[Raw data]

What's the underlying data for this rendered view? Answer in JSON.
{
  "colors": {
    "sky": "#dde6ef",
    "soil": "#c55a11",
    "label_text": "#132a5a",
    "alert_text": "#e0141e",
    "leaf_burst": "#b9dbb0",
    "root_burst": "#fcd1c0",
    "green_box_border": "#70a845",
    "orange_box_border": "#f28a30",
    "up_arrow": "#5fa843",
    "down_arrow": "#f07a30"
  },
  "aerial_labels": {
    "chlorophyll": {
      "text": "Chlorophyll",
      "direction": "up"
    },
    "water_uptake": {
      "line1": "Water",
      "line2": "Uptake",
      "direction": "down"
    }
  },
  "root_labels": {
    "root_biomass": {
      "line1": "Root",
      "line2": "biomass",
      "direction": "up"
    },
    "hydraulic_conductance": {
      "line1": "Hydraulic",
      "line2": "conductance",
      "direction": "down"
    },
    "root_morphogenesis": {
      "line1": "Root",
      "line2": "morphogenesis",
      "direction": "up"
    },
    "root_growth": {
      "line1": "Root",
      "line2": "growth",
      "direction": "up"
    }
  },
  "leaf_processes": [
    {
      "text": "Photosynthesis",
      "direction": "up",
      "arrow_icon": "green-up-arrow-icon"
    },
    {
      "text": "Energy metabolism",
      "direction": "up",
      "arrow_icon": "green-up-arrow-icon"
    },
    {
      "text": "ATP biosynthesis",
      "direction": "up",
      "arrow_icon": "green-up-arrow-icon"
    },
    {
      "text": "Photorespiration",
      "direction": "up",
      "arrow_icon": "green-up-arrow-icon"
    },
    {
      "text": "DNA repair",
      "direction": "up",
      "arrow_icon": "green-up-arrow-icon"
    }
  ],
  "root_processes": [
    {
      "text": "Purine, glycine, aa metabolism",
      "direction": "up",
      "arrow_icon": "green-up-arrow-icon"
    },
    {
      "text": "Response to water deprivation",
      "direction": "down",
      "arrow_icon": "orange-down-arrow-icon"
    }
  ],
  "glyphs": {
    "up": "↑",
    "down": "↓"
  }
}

[Exercise prompt]
The response should be an exact copy of all the records above.

[Task solution]
What's the underlying data for this rendered view? Answer in JSON.
{
  "colors": {
    "sky": "#dde6ef",
    "soil": "#c55a11",
    "label_text": "#132a5a",
    "alert_text": "#e0141e",
    "leaf_burst": "#b9dbb0",
    "root_burst": "#fcd1c0",
    "green_box_border": "#70a845",
    "orange_box_border": "#f28a30",
    "up_arrow": "#5fa843",
    "down_arrow": "#f07a30"
  },
  "aerial_labels": {
    "chlorophyll": {
      "text": "Chlorophyll",
      "direction": "up"
    },
    "water_uptake": {
      "line1": "Water",
      "line2": "Uptake",
      "direction": "down"
    }
  },
  "root_labels": {
    "root_biomass": {
      "line1": "Root",
      "line2": "biomass",
      "direction": "up"
    },
    "hydraulic_conductance": {
      "line1": "Hydraulic",
      "line2": "conductance",
      "direction": "down"
    },
    "root_morphogenesis": {
      "line1": "Root",
      "line2": "morphogenesis",
      "direction": "up"
    },
    "root_growth": {
      "line1": "Root",
      "line2": "growth",
      "direction": "up"
    }
  },
  "leaf_processes": [
    {
      "text": "Photosynthesis",
      "direction": "up",
      "arrow_icon": "green-up-arrow-icon"
    },
    {
      "text": "Energy metabolism",
      "direction": "up",
      "arrow_icon": "green-up-arrow-icon"
    },
    {
      "text": "ATP biosynthesis",
      "direction": "up",
      "arrow_icon": "green-up-arrow-icon"
    },
    {
      "text": "Photorespiration",
      "direction": "up",
      "arrow_icon": "green-up-arrow-icon"
    },
    {
      "text": "DNA repair",
      "direction": "up",
      "arrow_icon": "green-up-arrow-icon"
    }
  ],
  "root_processes": [
    {
      "text": "Purine, glycine, aa metabolism",
      "direction": "up",
      "arrow_icon": "green-up-arrow-icon"
    },
    {
      "text": "Response to water deprivation",
      "direction": "down",
      "arrow_icon": "orange-down-arrow-icon"
    }
  ],
  "glyphs": {
    "up": "↑",
    "down": "↓"
  }
}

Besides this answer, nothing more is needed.